_Your instructions_. Quote the records below in full, exactly as given, with the images taken out.

_Rows_.
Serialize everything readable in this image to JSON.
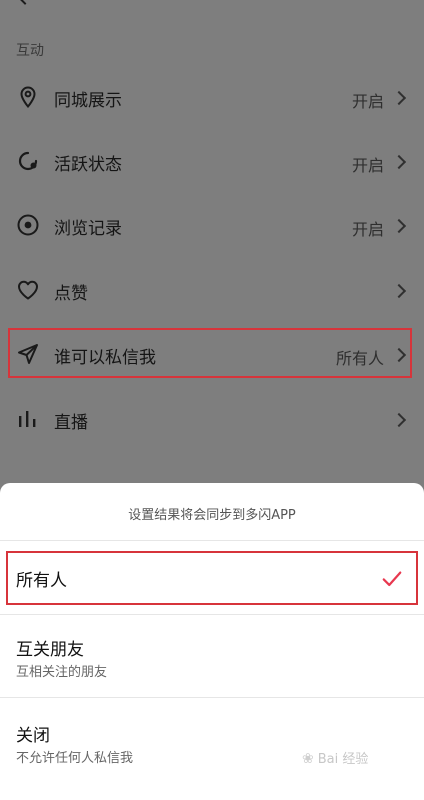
{
  "section": {
    "label": "互动"
  },
  "rows": [
    {
      "label": "同城展示",
      "value": "开启",
      "icon": "location-pin-icon"
    },
    {
      "label": "活跃状态",
      "value": "开启",
      "icon": "activity-status-icon"
    },
    {
      "label": "浏览记录",
      "value": "开启",
      "icon": "eye-icon"
    },
    {
      "label": "点赞",
      "value": "",
      "icon": "heart-icon"
    },
    {
      "label": "谁可以私信我",
      "value": "所有人",
      "icon": "send-icon"
    },
    {
      "label": "直播",
      "value": "",
      "icon": "bar-chart-icon"
    }
  ],
  "sheet": {
    "note": "设置结果将会同步到多闪APP",
    "options": [
      {
        "title": "所有人",
        "subtitle": "",
        "selected": true
      },
      {
        "title": "互关朋友",
        "subtitle": "互相关注的朋友",
        "selected": false
      },
      {
        "title": "关闭",
        "subtitle": "不允许任何人私信我",
        "selected": false
      }
    ]
  },
  "colors": {
    "highlight": "#d7343b",
    "check": "#e8384f"
  },
  "watermark": {
    "text": "Bai 经验"
  }
}
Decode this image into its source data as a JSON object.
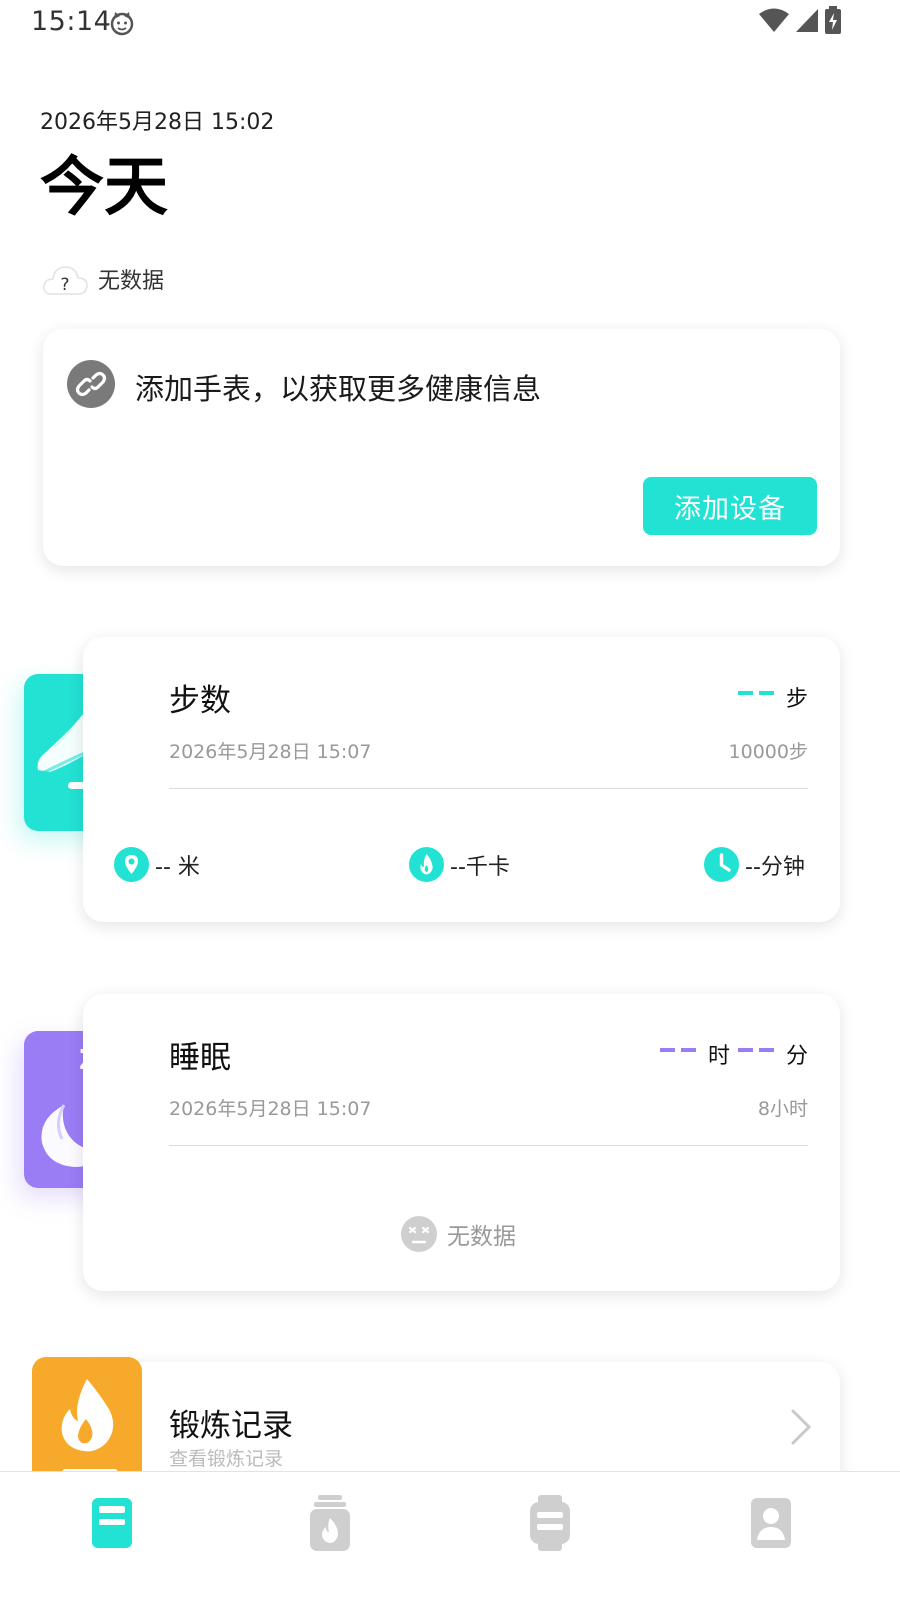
{
  "status_bar": {
    "time": "15:14"
  },
  "header": {
    "date": "2026年5月28日 15:02",
    "title": "今天",
    "weather_text": "无数据",
    "weather_icon": "cloud-question-icon"
  },
  "watch_card": {
    "message": "添加手表，以获取更多健康信息",
    "button_label": "添加设备",
    "icon": "link-icon"
  },
  "steps_card": {
    "title": "步数",
    "timestamp": "2026年5月28日 15:07",
    "value": "--",
    "unit": "步",
    "goal": "10000步",
    "distance": "-- 米",
    "calories": "--千卡",
    "duration": "--分钟",
    "accent_color": "#22e2d3"
  },
  "sleep_card": {
    "title": "睡眠",
    "timestamp": "2026年5月28日 15:07",
    "hours_value": "--",
    "hours_unit": "时",
    "minutes_value": "--",
    "minutes_unit": "分",
    "goal": "8小时",
    "empty_text": "无数据",
    "accent_color": "#9a7cf5"
  },
  "workout_card": {
    "title": "锻炼记录",
    "subtitle": "查看锻炼记录",
    "accent_color": "#f6a92a"
  },
  "bottom_nav": {
    "items": [
      {
        "name": "today-tab",
        "icon": "dashboard-icon",
        "active": true
      },
      {
        "name": "workout-tab",
        "icon": "flame-jar-icon",
        "active": false
      },
      {
        "name": "device-tab",
        "icon": "watch-icon",
        "active": false
      },
      {
        "name": "profile-tab",
        "icon": "person-icon",
        "active": false
      }
    ],
    "active_color": "#22e2d3",
    "inactive_color": "#c8c8c8"
  }
}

_Answer to the problem_.
Serialize everything readable in this image to JSON.
{
  "section": {
    "label": "互动"
  },
  "rows": [
    {
      "label": "同城展示",
      "value": "开启",
      "icon": "location-pin-icon"
    },
    {
      "label": "活跃状态",
      "value": "开启",
      "icon": "activity-status-icon"
    },
    {
      "label": "浏览记录",
      "value": "开启",
      "icon": "eye-icon"
    },
    {
      "label": "点赞",
      "value": "",
      "icon": "heart-icon"
    },
    {
      "label": "谁可以私信我",
      "value": "所有人",
      "icon": "send-icon"
    },
    {
      "label": "直播",
      "value": "",
      "icon": "bar-chart-icon"
    }
  ],
  "sheet": {
    "note": "设置结果将会同步到多闪APP",
    "options": [
      {
        "title": "所有人",
        "subtitle": "",
        "selected": true
      },
      {
        "title": "互关朋友",
        "subtitle": "互相关注的朋友",
        "selected": false
      },
      {
        "title": "关闭",
        "subtitle": "不允许任何人私信我",
        "selected": false
      }
    ]
  },
  "colors": {
    "highlight": "#d7343b",
    "check": "#e8384f"
  },
  "watermark": {
    "text": "Bai 经验"
  }
}
Decode this image into its source data as a JSON object.
{
  "status_bar": {
    "time": "15:14"
  },
  "header": {
    "date": "2026年5月28日 15:02",
    "title": "今天",
    "weather_text": "无数据",
    "weather_icon": "cloud-question-icon"
  },
  "watch_card": {
    "message": "添加手表，以获取更多健康信息",
    "button_label": "添加设备",
    "icon": "link-icon"
  },
  "steps_card": {
    "title": "步数",
    "timestamp": "2026年5月28日 15:07",
    "value": "--",
    "unit": "步",
    "goal": "10000步",
    "distance": "-- 米",
    "calories": "--千卡",
    "duration": "--分钟",
    "accent_color": "#22e2d3"
  },
  "sleep_card": {
    "title": "睡眠",
    "timestamp": "2026年5月28日 15:07",
    "hours_value": "--",
    "hours_unit": "时",
    "minutes_value": "--",
    "minutes_unit": "分",
    "goal": "8小时",
    "empty_text": "无数据",
    "accent_color": "#9a7cf5"
  },
  "workout_card": {
    "title": "锻炼记录",
    "subtitle": "查看锻炼记录",
    "accent_color": "#f6a92a"
  },
  "bottom_nav": {
    "items": [
      {
        "name": "today-tab",
        "icon": "dashboard-icon",
        "active": true
      },
      {
        "name": "workout-tab",
        "icon": "flame-jar-icon",
        "active": false
      },
      {
        "name": "device-tab",
        "icon": "watch-icon",
        "active": false
      },
      {
        "name": "profile-tab",
        "icon": "person-icon",
        "active": false
      }
    ],
    "active_color": "#22e2d3",
    "inactive_color": "#c8c8c8"
  }
}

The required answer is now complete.